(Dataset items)
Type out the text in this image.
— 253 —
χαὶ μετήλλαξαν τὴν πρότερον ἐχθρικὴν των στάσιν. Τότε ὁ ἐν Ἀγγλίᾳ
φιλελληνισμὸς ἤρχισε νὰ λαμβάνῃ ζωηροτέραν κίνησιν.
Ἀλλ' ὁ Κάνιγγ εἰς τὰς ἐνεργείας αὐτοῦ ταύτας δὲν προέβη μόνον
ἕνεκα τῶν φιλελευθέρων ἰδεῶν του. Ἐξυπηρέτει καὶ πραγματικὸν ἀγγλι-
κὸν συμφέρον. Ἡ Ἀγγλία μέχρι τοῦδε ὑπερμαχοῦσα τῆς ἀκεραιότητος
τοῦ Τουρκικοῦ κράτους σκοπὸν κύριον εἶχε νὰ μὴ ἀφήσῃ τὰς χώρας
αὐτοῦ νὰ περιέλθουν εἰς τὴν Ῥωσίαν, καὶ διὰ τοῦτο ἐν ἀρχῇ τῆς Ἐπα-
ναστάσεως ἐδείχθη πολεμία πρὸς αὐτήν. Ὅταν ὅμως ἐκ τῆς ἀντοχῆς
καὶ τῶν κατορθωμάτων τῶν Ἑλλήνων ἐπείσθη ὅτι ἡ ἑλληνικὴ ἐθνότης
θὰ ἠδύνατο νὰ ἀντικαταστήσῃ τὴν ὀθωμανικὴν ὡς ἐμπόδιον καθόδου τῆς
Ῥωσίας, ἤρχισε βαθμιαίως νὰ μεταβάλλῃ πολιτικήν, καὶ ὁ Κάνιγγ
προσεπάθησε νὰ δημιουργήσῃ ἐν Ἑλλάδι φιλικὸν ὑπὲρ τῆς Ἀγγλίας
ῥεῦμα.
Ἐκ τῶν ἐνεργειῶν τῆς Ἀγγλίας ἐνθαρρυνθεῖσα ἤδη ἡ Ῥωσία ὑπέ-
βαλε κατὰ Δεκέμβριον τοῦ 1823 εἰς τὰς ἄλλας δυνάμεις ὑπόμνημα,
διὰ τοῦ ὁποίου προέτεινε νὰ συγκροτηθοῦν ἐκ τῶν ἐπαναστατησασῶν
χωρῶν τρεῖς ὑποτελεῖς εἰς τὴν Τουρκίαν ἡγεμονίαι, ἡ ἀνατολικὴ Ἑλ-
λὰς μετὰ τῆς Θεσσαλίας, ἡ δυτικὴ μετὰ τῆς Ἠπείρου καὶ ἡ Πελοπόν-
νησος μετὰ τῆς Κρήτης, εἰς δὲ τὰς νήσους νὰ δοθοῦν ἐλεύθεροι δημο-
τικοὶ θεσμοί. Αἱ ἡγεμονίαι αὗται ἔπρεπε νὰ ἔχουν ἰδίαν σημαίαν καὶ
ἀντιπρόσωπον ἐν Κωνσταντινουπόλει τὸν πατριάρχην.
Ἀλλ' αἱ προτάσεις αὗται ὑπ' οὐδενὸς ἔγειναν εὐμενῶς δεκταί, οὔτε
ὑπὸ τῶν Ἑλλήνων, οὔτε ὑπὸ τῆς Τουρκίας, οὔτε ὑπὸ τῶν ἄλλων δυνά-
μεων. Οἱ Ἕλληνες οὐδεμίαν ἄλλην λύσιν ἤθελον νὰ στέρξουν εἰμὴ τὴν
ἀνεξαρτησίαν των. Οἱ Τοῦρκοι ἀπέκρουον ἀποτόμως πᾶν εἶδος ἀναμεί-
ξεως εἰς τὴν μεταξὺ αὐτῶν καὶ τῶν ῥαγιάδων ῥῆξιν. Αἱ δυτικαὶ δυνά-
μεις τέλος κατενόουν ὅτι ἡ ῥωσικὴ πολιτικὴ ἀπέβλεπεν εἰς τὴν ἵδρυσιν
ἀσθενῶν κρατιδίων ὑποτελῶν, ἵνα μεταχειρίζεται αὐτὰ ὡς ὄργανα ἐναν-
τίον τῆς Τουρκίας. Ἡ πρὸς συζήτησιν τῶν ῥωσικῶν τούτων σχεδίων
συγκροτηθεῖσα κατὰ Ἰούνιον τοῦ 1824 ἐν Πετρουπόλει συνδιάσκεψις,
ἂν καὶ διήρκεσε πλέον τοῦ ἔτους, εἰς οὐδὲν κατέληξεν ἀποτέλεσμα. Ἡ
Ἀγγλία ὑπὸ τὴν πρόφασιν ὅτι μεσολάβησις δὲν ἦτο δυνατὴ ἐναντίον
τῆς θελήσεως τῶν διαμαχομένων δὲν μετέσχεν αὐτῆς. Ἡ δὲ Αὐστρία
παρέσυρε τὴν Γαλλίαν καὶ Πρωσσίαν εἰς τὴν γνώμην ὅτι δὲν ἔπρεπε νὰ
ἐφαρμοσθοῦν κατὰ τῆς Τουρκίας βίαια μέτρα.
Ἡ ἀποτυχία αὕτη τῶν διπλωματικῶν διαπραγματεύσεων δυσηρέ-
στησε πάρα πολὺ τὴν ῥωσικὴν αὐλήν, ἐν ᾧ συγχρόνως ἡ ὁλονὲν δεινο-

---

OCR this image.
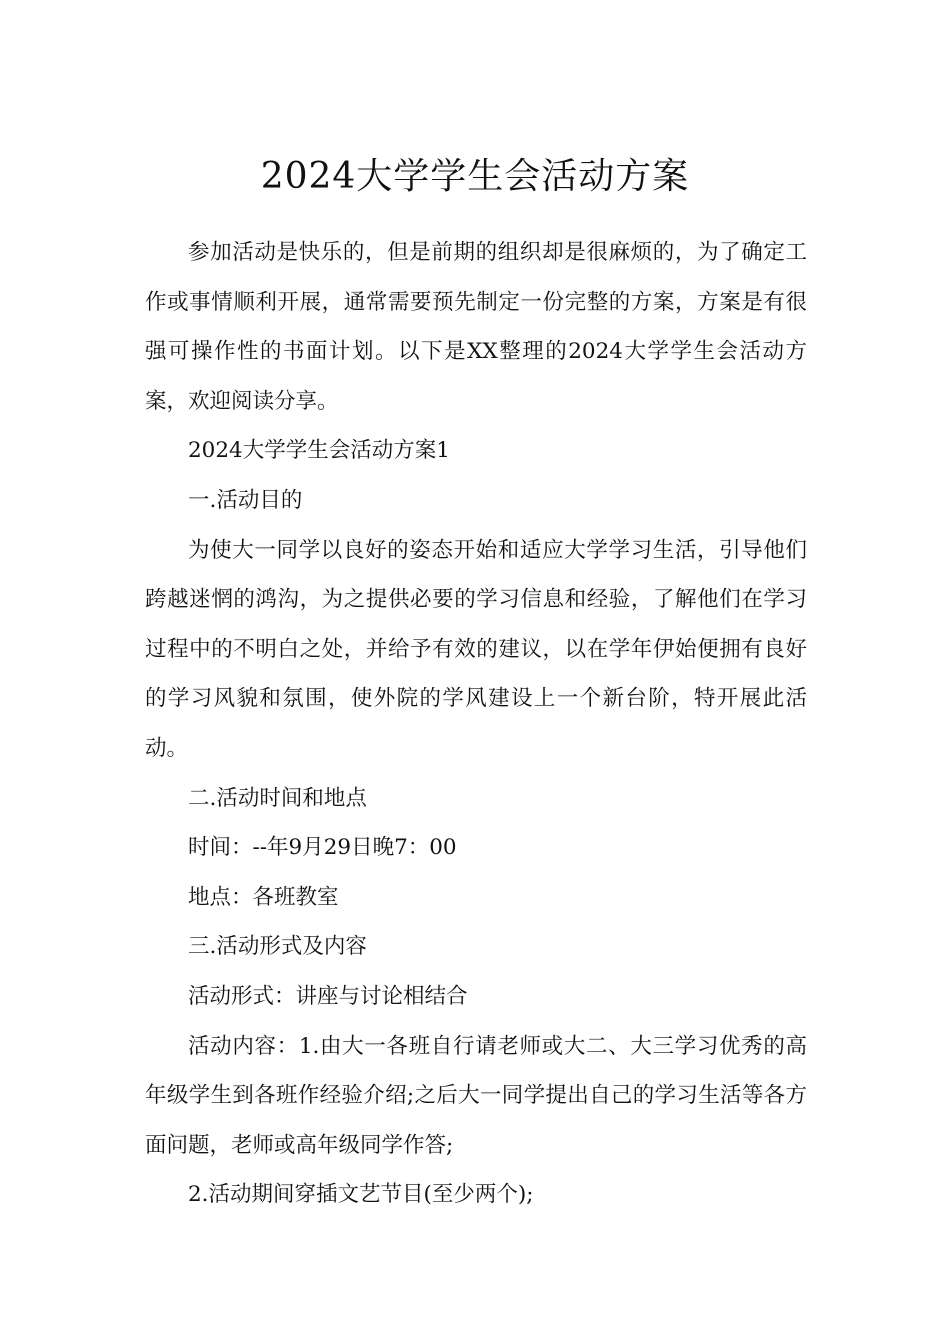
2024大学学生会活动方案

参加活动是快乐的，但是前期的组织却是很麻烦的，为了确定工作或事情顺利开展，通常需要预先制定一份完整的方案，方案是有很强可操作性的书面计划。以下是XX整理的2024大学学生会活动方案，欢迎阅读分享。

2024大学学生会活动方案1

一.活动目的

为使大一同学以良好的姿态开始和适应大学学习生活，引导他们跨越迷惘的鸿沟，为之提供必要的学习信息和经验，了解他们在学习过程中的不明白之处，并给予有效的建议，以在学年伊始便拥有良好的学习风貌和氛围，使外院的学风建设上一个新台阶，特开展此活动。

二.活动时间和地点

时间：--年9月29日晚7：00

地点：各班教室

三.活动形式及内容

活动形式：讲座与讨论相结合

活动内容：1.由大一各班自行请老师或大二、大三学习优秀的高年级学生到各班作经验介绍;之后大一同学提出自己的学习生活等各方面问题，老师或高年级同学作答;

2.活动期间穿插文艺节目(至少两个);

**Task details:** In the material above, show every line where the word "this" turns up.

**Finished answer:**
Type out the text in this image.
OCR this image.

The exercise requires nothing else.